Start of Dataset
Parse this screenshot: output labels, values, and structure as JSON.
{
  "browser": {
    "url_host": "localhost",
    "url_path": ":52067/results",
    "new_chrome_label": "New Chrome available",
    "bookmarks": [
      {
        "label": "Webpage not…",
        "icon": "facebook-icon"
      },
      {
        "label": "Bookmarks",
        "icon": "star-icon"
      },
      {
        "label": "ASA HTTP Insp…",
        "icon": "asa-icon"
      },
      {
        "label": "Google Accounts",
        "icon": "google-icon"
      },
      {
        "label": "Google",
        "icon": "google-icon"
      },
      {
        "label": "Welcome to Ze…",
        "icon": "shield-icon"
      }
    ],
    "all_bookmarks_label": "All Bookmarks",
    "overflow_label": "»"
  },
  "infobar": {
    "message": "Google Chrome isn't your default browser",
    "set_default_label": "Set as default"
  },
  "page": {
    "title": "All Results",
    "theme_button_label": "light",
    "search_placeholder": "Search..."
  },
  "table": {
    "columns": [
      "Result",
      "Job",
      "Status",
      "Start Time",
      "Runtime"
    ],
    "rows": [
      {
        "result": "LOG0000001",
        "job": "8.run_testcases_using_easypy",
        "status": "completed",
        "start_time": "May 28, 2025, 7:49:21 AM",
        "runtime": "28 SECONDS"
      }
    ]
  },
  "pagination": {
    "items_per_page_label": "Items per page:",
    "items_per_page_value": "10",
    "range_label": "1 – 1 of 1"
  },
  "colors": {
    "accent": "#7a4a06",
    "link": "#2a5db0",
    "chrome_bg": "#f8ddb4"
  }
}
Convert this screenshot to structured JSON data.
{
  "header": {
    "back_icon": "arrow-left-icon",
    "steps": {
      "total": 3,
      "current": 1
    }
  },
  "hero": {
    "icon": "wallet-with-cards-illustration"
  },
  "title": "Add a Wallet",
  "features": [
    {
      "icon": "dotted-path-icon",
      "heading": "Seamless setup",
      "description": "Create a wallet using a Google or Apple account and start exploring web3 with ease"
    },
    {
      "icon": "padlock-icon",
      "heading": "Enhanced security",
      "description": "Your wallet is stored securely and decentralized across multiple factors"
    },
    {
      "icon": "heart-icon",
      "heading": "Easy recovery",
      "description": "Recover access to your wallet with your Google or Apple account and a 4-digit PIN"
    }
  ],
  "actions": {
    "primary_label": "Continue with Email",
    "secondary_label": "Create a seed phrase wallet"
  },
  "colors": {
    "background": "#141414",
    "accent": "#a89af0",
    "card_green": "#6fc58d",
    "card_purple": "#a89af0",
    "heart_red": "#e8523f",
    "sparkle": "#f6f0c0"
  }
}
End of Dataset
Exercise details>
Locate the lines above that contain "browser" and copy them.

Completed exercise>
  "browser": {
    "message": "Google Chrome isn't your default browser",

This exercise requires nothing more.